> _Problem requirements_: Write out all the material exactly. Leave nothing out.
* BEGIN *
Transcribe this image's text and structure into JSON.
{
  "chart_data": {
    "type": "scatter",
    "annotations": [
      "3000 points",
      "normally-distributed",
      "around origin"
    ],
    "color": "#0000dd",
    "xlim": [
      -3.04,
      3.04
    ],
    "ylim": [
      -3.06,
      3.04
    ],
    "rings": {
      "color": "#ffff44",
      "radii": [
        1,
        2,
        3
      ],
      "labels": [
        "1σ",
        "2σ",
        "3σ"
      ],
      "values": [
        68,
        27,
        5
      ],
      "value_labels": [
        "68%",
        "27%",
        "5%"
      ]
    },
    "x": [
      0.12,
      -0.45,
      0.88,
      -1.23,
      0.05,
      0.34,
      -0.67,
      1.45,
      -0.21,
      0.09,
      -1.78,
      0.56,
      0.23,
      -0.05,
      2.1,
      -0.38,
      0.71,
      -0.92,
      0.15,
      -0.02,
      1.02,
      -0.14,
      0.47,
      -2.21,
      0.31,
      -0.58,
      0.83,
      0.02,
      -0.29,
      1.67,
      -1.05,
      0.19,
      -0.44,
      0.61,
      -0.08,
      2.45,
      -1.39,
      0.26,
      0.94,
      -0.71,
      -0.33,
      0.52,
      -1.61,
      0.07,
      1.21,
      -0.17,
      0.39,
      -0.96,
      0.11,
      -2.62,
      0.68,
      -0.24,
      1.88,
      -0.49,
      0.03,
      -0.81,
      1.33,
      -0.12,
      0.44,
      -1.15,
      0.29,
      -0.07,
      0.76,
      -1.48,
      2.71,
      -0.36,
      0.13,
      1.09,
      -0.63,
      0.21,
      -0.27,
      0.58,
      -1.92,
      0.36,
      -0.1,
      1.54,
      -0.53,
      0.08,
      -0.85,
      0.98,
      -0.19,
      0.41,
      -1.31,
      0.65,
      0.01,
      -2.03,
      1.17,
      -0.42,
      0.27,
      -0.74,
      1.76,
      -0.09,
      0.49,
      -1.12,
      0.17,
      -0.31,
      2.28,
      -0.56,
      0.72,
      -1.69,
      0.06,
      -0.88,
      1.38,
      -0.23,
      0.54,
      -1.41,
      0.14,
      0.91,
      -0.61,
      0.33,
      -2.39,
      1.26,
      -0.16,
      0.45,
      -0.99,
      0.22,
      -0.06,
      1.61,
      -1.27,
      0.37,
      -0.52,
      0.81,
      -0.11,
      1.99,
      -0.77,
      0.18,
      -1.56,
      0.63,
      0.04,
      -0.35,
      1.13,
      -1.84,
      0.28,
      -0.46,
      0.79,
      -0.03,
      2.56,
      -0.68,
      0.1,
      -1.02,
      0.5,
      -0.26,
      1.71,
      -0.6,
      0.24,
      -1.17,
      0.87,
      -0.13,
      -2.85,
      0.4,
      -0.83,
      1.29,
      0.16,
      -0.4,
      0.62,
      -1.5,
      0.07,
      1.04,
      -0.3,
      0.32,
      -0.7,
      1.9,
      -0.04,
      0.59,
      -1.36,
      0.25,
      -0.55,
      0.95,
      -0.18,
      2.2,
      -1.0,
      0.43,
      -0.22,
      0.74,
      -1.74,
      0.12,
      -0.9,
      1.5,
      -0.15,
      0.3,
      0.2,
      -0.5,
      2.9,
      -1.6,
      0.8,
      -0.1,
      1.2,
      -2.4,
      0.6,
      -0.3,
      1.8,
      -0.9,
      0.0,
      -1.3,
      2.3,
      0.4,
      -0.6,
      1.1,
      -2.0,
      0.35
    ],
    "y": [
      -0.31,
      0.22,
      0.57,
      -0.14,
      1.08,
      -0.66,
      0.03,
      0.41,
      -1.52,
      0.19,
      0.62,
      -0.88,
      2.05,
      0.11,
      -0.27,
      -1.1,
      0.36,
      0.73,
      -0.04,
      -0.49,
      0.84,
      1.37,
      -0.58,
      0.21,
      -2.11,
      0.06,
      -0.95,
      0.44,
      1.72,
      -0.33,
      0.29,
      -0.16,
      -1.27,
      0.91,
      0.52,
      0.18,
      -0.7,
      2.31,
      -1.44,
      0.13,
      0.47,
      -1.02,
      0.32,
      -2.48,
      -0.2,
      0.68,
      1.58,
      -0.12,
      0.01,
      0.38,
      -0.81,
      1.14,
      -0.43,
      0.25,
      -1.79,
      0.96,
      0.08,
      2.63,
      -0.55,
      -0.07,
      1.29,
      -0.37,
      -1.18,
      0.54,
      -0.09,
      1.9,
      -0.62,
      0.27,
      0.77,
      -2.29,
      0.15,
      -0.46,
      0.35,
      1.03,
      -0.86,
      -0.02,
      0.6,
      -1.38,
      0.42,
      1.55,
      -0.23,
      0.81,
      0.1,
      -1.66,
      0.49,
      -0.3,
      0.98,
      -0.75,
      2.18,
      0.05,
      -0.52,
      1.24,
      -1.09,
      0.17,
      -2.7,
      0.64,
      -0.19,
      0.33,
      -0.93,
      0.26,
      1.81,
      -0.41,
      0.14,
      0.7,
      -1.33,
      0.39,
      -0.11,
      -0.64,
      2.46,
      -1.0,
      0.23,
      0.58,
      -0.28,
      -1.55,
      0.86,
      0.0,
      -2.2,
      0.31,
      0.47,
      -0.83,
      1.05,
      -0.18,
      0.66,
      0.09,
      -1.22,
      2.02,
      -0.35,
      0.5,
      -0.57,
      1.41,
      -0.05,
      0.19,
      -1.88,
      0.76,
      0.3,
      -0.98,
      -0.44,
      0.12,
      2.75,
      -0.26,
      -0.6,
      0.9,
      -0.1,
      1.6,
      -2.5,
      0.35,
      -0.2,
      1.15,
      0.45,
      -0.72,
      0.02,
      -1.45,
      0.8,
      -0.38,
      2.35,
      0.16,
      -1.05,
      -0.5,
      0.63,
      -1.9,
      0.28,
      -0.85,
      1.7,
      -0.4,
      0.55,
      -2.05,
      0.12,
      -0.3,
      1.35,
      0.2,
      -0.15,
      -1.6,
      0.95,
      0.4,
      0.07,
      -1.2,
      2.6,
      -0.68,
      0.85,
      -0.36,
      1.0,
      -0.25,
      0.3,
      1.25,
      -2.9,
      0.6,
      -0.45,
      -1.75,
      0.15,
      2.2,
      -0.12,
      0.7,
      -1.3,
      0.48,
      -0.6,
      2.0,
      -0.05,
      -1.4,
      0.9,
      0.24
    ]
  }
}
* END *
> _Problem solution_:
Transcribe this image's text and structure into JSON.
{
  "chart_data": {
    "type": "scatter",
    "annotations": [
      "3000 points",
      "normally-distributed",
      "around origin"
    ],
    "color": "#0000dd",
    "xlim": [
      -3.04,
      3.04
    ],
    "ylim": [
      -3.06,
      3.04
    ],
    "rings": {
      "color": "#ffff44",
      "radii": [
        1,
        2,
        3
      ],
      "labels": [
        "1σ",
        "2σ",
        "3σ"
      ],
      "values": [
        68,
        27,
        5
      ],
      "value_labels": [
        "68%",
        "27%",
        "5%"
      ]
    },
    "x": [
      0.12,
      -0.45,
      0.88,
      -1.23,
      0.05,
      0.34,
      -0.67,
      1.45,
      -0.21,
      0.09,
      -1.78,
      0.56,
      0.23,
      -0.05,
      2.1,
      -0.38,
      0.71,
      -0.92,
      0.15,
      -0.02,
      1.02,
      -0.14,
      0.47,
      -2.21,
      0.31,
      -0.58,
      0.83,
      0.02,
      -0.29,
      1.67,
      -1.05,
      0.19,
      -0.44,
      0.61,
      -0.08,
      2.45,
      -1.39,
      0.26,
      0.94,
      -0.71,
      -0.33,
      0.52,
      -1.61,
      0.07,
      1.21,
      -0.17,
      0.39,
      -0.96,
      0.11,
      -2.62,
      0.68,
      -0.24,
      1.88,
      -0.49,
      0.03,
      -0.81,
      1.33,
      -0.12,
      0.44,
      -1.15,
      0.29,
      -0.07,
      0.76,
      -1.48,
      2.71,
      -0.36,
      0.13,
      1.09,
      -0.63,
      0.21,
      -0.27,
      0.58,
      -1.92,
      0.36,
      -0.1,
      1.54,
      -0.53,
      0.08,
      -0.85,
      0.98,
      -0.19,
      0.41,
      -1.31,
      0.65,
      0.01,
      -2.03,
      1.17,
      -0.42,
      0.27,
      -0.74,
      1.76,
      -0.09,
      0.49,
      -1.12,
      0.17,
      -0.31,
      2.28,
      -0.56,
      0.72,
      -1.69,
      0.06,
      -0.88,
      1.38,
      -0.23,
      0.54,
      -1.41,
      0.14,
      0.91,
      -0.61,
      0.33,
      -2.39,
      1.26,
      -0.16,
      0.45,
      -0.99,
      0.22,
      -0.06,
      1.61,
      -1.27,
      0.37,
      -0.52,
      0.81,
      -0.11,
      1.99,
      -0.77,
      0.18,
      -1.56,
      0.63,
      0.04,
      -0.35,
      1.13,
      -1.84,
      0.28,
      -0.46,
      0.79,
      -0.03,
      2.56,
      -0.68,
      0.1,
      -1.02,
      0.5,
      -0.26,
      1.71,
      -0.6,
      0.24,
      -1.17,
      0.87,
      -0.13,
      -2.85,
      0.4,
      -0.83,
      1.29,
      0.16,
      -0.4,
      0.62,
      -1.5,
      0.07,
      1.04,
      -0.3,
      0.32,
      -0.7,
      1.9,
      -0.04,
      0.59,
      -1.36,
      0.25,
      -0.55,
      0.95,
      -0.18,
      2.2,
      -1.0,
      0.43,
      -0.22,
      0.74,
      -1.74,
      0.12,
      -0.9,
      1.5,
      -0.15,
      0.3,
      0.2,
      -0.5,
      2.9,
      -1.6,
      0.8,
      -0.1,
      1.2,
      -2.4,
      0.6,
      -0.3,
      1.8,
      -0.9,
      0.0,
      -1.3,
      2.3,
      0.4,
      -0.6,
      1.1,
      -2.0,
      0.35
    ],
    "y": [
      -0.31,
      0.22,
      0.57,
      -0.14,
      1.08,
      -0.66,
      0.03,
      0.41,
      -1.52,
      0.19,
      0.62,
      -0.88,
      2.05,
      0.11,
      -0.27,
      -1.1,
      0.36,
      0.73,
      -0.04,
      -0.49,
      0.84,
      1.37,
      -0.58,
      0.21,
      -2.11,
      0.06,
      -0.95,
      0.44,
      1.72,
      -0.33,
      0.29,
      -0.16,
      -1.27,
      0.91,
      0.52,
      0.18,
      -0.7,
      2.31,
      -1.44,
      0.13,
      0.47,
      -1.02,
      0.32,
      -2.48,
      -0.2,
      0.68,
      1.58,
      -0.12,
      0.01,
      0.38,
      -0.81,
      1.14,
      -0.43,
      0.25,
      -1.79,
      0.96,
      0.08,
      2.63,
      -0.55,
      -0.07,
      1.29,
      -0.37,
      -1.18,
      0.54,
      -0.09,
      1.9,
      -0.62,
      0.27,
      0.77,
      -2.29,
      0.15,
      -0.46,
      0.35,
      1.03,
      -0.86,
      -0.02,
      0.6,
      -1.38,
      0.42,
      1.55,
      -0.23,
      0.81,
      0.1,
      -1.66,
      0.49,
      -0.3,
      0.98,
      -0.75,
      2.18,
      0.05,
      -0.52,
      1.24,
      -1.09,
      0.17,
      -2.7,
      0.64,
      -0.19,
      0.33,
      -0.93,
      0.26,
      1.81,
      -0.41,
      0.14,
      0.7,
      -1.33,
      0.39,
      -0.11,
      -0.64,
      2.46,
      -1.0,
      0.23,
      0.58,
      -0.28,
      -1.55,
      0.86,
      0.0,
      -2.2,
      0.31,
      0.47,
      -0.83,
      1.05,
      -0.18,
      0.66,
      0.09,
      -1.22,
      2.02,
      -0.35,
      0.5,
      -0.57,
      1.41,
      -0.05,
      0.19,
      -1.88,
      0.76,
      0.3,
      -0.98,
      -0.44,
      0.12,
      2.75,
      -0.26,
      -0.6,
      0.9,
      -0.1,
      1.6,
      -2.5,
      0.35,
      -0.2,
      1.15,
      0.45,
      -0.72,
      0.02,
      -1.45,
      0.8,
      -0.38,
      2.35,
      0.16,
      -1.05,
      -0.5,
      0.63,
      -1.9,
      0.28,
      -0.85,
      1.7,
      -0.4,
      0.55,
      -2.05,
      0.12,
      -0.3,
      1.35,
      0.2,
      -0.15,
      -1.6,
      0.95,
      0.4,
      0.07,
      -1.2,
      2.6,
      -0.68,
      0.85,
      -0.36,
      1.0,
      -0.25,
      0.3,
      1.25,
      -2.9,
      0.6,
      -0.45,
      -1.75,
      0.15,
      2.2,
      -0.12,
      0.7,
      -1.3,
      0.48,
      -0.6,
      2.0,
      -0.05,
      -1.4,
      0.9,
      0.24
    ]
  }
}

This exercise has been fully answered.